- _Teks Bacaan_:
++++++
Friday, February 12, 2010

SELIMUT DEBU



Judul : Selimut Debu
Pengarang: Agustinus Wibowo
Penerbit: GPU
Tahun : 2010, Januari
Tebal : 468 hal
* * * *

Apa yang membuat seseorang bepergian ke tempat-tempat baru atau membahayakan?
Atau mencintai negeri lain yang alamnya lebih keras atau peradabannya jauh berbeda?
Membaca kisah Agustinus Wibowo menjelajahi Afghanistan dengan berpakaian tradisional Afghan dan menyusuri kota-kota Afghanistan yang sedang dilanda perang selama tiga tahun akan mengingatkan kita pada para penjelajah Barat yang mengunjungi wilayah-wilayah berbahaya yang belum banyak diketahui atau terkenal dengan penduduknya yang tidak ramah dan intoleran, seperti Richard Burton yang menjelajah Arab dan Afrika Utara dengan berpakaian dan berbahasa Arab, atau Thesiger yang menjelajahi Empty Quarter dan merasakan kerasnya hidup suku Badui atau suku Kurdi di Irak.
++++++
- _Cuplikan Catatan_:
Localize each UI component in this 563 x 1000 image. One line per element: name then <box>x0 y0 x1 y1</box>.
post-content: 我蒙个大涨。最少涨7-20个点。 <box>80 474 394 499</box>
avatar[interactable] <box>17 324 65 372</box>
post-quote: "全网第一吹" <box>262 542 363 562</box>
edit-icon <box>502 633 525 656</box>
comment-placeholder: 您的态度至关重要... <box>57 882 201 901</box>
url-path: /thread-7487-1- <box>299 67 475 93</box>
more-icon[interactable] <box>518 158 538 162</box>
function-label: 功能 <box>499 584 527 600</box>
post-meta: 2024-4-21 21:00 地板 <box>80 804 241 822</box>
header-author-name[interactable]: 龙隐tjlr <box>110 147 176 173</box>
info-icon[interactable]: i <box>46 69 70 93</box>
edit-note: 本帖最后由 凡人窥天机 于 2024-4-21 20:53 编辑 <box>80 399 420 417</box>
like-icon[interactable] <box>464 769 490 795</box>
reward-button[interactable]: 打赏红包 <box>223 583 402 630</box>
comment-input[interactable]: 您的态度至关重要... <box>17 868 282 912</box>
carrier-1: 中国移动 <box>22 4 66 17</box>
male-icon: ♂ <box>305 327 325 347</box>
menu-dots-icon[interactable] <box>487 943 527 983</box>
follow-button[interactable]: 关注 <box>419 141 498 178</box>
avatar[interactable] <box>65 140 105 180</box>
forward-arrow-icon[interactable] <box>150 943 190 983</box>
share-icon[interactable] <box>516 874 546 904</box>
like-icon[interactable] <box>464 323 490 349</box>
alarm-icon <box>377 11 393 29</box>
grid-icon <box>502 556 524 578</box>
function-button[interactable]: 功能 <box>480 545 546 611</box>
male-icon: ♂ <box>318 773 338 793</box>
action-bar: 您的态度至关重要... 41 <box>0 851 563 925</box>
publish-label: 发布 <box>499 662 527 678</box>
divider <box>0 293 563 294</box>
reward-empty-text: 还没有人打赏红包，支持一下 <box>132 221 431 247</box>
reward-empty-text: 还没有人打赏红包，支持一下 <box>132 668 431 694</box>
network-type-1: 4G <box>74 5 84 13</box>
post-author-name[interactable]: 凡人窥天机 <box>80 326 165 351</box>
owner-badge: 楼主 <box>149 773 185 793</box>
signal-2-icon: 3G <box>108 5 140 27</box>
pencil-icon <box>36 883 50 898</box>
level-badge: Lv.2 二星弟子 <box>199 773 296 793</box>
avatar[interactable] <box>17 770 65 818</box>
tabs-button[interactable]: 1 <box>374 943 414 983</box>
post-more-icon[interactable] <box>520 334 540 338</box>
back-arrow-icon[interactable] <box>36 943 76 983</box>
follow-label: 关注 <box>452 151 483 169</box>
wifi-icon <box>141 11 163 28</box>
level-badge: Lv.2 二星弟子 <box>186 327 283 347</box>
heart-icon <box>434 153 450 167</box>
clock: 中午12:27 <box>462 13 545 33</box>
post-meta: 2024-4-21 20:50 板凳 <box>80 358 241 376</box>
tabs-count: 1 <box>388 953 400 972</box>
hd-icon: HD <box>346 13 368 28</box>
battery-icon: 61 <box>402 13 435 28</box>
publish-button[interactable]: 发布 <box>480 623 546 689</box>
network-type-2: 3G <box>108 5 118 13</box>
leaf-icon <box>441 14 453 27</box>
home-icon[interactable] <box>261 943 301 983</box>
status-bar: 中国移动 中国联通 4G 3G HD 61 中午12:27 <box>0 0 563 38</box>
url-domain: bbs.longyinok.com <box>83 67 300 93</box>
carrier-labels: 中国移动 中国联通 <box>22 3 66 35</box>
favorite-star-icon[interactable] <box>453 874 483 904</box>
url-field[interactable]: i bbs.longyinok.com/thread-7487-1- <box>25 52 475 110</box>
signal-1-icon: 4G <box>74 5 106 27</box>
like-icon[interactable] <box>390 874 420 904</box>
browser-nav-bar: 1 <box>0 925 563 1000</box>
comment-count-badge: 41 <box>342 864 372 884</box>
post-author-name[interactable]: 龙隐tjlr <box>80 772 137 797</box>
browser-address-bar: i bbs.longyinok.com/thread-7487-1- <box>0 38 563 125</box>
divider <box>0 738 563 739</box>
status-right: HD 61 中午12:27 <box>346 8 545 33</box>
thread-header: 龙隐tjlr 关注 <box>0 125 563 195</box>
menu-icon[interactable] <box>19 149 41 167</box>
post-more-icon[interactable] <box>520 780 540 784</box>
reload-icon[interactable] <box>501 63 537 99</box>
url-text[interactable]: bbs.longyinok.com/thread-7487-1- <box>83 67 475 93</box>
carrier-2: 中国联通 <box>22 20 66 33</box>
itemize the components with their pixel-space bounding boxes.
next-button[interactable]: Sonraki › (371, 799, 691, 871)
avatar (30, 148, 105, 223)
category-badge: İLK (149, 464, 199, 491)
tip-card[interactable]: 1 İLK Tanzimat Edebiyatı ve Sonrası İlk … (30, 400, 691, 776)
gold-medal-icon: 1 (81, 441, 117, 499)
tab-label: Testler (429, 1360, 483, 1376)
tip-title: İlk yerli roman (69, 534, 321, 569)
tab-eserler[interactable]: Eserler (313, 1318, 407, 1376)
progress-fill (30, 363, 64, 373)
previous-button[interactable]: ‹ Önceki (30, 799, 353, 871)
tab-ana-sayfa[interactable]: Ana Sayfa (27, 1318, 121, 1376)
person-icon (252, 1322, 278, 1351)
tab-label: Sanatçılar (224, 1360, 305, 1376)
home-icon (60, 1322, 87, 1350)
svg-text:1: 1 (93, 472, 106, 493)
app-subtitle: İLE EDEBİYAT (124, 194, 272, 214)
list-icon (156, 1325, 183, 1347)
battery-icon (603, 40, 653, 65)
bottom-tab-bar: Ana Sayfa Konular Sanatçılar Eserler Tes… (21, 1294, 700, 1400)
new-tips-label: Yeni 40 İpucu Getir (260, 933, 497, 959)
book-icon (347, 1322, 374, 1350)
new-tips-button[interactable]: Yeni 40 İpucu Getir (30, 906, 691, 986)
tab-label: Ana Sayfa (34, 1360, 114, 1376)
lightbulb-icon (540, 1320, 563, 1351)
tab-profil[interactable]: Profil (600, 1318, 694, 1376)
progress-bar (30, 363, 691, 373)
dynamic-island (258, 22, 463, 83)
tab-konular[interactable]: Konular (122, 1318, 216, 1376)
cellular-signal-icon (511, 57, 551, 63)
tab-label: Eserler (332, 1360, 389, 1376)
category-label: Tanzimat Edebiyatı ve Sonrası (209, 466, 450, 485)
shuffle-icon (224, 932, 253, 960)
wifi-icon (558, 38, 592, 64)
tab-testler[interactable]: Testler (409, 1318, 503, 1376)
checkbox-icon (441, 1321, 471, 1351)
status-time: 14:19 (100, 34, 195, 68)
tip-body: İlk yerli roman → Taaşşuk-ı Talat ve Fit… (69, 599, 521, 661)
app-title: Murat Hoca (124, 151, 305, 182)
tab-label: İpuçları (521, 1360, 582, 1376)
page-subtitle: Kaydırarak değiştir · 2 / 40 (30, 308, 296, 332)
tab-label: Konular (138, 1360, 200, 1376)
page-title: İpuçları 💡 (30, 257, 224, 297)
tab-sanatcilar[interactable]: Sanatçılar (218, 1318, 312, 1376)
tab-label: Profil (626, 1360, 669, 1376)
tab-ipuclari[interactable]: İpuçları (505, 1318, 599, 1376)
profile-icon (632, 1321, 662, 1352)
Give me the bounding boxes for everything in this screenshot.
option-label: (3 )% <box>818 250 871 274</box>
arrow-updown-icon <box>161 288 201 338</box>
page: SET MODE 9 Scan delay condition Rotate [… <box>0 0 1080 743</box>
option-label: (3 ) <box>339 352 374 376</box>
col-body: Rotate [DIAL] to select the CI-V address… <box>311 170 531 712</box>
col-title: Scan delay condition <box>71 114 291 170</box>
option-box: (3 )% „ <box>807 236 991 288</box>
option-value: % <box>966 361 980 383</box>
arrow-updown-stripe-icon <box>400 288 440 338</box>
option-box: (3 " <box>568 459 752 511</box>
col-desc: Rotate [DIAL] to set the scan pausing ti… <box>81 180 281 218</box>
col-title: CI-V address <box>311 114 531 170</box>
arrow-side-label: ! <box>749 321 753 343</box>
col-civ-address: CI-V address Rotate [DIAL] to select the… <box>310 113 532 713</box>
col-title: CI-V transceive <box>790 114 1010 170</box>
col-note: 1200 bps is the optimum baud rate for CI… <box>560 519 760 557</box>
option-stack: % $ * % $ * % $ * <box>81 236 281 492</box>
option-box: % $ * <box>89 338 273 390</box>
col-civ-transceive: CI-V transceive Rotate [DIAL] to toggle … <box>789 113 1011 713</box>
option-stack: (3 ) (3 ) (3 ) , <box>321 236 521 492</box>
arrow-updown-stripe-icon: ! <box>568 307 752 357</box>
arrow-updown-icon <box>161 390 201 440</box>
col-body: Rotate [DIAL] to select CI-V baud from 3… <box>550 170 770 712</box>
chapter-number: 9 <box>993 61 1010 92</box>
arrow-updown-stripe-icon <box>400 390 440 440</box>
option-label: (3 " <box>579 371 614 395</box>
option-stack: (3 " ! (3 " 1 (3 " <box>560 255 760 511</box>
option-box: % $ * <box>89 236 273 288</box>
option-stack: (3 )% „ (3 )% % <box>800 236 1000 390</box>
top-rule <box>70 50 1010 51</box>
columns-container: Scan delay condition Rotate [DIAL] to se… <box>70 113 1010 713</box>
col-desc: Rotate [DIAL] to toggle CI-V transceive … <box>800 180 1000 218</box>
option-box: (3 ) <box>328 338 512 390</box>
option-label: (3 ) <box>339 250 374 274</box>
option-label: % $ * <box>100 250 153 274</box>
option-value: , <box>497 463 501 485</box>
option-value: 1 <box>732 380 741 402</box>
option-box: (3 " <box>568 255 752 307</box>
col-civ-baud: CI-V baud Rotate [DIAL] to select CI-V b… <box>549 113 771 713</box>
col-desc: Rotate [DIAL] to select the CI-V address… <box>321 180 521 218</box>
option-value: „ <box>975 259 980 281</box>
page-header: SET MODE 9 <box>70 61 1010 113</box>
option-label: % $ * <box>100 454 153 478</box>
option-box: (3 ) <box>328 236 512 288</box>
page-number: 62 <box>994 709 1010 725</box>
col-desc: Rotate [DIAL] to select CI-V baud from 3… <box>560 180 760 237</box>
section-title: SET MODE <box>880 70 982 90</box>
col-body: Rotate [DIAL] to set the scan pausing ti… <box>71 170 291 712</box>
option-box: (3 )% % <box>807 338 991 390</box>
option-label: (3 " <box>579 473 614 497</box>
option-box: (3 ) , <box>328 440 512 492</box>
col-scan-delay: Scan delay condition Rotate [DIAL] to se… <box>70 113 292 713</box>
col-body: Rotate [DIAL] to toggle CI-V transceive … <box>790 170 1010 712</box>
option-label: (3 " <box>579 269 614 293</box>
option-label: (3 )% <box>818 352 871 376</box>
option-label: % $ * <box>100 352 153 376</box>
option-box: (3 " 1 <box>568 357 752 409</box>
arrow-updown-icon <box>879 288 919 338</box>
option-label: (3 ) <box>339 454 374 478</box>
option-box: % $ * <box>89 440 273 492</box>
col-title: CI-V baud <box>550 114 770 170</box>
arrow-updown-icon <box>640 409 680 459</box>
++++++
- _Perintah Tugas_: Tuliskan lanjutan ulasan buku Selimut Debu di atas, dimulai tepat setelah kalimat terakhir yang tercantum.

- _Jawaban Akhir_:
Agustinus tidak hanya menceritakan kerasnya alam Afghanistan beserta kemiskinan, keterbelakangan dan kefanatikan penduduknya, namun juga sejarah setiap tempat yang dikunjunginya, sehingga menambah pengetahuan pembaca. Kita mendapat banyak pengetahuan mengenai kehidupan di negara yang selama ini hanya kita ketahui sebagai pusat pelatihan teroris, Taliban, perempuan berburqa, dan latar belakang novel The Kite Runner.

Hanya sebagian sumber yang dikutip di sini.